* [Problem] Every record that follows should be printed verbatim.

* [Data to use]
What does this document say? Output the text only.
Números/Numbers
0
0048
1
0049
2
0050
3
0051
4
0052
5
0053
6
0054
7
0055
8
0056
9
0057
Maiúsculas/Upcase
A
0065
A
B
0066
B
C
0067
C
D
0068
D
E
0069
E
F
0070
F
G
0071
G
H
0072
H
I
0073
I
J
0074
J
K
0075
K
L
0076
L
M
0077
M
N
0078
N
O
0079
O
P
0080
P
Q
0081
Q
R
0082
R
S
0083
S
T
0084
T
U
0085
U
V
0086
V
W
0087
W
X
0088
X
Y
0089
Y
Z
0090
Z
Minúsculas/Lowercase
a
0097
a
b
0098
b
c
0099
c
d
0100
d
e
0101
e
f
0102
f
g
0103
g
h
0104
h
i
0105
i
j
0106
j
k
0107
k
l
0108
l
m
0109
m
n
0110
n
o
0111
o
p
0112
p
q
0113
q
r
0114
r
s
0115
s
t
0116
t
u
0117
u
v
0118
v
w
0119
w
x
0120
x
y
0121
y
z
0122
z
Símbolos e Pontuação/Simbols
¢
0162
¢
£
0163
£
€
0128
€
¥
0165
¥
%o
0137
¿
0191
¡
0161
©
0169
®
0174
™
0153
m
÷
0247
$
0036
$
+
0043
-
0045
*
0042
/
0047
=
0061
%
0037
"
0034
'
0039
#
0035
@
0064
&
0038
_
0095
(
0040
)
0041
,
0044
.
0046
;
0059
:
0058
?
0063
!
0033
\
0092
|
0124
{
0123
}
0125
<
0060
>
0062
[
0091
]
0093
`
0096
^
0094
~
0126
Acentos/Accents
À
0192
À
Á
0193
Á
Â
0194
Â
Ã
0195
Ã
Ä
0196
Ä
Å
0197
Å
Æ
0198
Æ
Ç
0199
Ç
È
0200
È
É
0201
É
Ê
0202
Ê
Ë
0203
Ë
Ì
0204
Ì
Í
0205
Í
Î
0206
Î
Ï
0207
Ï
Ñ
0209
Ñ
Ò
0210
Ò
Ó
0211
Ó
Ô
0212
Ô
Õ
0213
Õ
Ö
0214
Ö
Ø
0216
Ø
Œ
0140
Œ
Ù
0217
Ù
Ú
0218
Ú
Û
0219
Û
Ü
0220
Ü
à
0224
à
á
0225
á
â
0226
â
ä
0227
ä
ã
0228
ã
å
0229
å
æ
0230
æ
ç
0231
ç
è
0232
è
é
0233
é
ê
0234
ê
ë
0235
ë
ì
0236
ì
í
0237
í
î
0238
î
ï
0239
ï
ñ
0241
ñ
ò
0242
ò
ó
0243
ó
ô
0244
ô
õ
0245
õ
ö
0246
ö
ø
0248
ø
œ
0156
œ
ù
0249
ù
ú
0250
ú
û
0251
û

* [Final result]
What does this document say? Output the text only.
Números/Numbers
0
0048
1
0049
2
0050
3
0051
4
0052
5
0053
6
0054
7
0055
8
0056
9
0057
Maiúsculas/Upcase
A
0065
A
B
0066
B
C
0067
C
D
0068
D
E
0069
E
F
0070
F
G
0071
G
H
0072
H
I
0073
I
J
0074
J
K
0075
K
L
0076
L
M
0077
M
N
0078
N
O
0079
O
P
0080
P
Q
0081
Q
R
0082
R
S
0083
S
T
0084
T
U
0085
U
V
0086
V
W
0087
W
X
0088
X
Y
0089
Y
Z
0090
Z
Minúsculas/Lowercase
a
0097
a
b
0098
b
c
0099
c
d
0100
d
e
0101
e
f
0102
f
g
0103
g
h
0104
h
i
0105
i
j
0106
j
k
0107
k
l
0108
l
m
0109
m
n
0110
n
o
0111
o
p
0112
p
q
0113
q
r
0114
r
s
0115
s
t
0116
t
u
0117
u
v
0118
v
w
0119
w
x
0120
x
y
0121
y
z
0122
z
Símbolos e Pontuação/Simbols
¢
0162
¢
£
0163
£
€
0128
€
¥
0165
¥
%o
0137
¿
0191
¡
0161
©
0169
®
0174
™
0153
m
÷
0247
$
0036
$
+
0043
-
0045
*
0042
/
0047
=
0061
%
0037
"
0034
'
0039
#
0035
@
0064
&
0038
_
0095
(
0040
)
0041
,
0044
.
0046
;
0059
:
0058
?
0063
!
0033
\
0092
|
0124
{
0123
}
0125
<
0060
>
0062
[
0091
]
0093
`
0096
^
0094
~
0126
Acentos/Accents
À
0192
À
Á
0193
Á
Â
0194
Â
Ã
0195
Ã
Ä
0196
Ä
Å
0197
Å
Æ
0198
Æ
Ç
0199
Ç
È
0200
È
É
0201
É
Ê
0202
Ê
Ë
0203
Ë
Ì
0204
Ì
Í
0205
Í
Î
0206
Î
Ï
0207
Ï
Ñ
0209
Ñ
Ò
0210
Ò
Ó
0211
Ó
Ô
0212
Ô
Õ
0213
Õ
Ö
0214
Ö
Ø
0216
Ø
Œ
0140
Œ
Ù
0217
Ù
Ú
0218
Ú
Û
0219
Û
Ü
0220
Ü
à
0224
à
á
0225
á
â
0226
â
ä
0227
ä
ã
0228
ã
å
0229
å
æ
0230
æ
ç
0231
ç
è
0232
è
é
0233
é
ê
0234
ê
ë
0235
ë
ì
0236
ì
í
0237
í
î
0238
î
ï
0239
ï
ñ
0241
ñ
ò
0242
ò
ó
0243
ó
ô
0244
ô
õ
0245
õ
ö
0246
ö
ø
0248
ø
œ
0156
œ
ù
0249
ù
ú
0250
ú
û
0251
û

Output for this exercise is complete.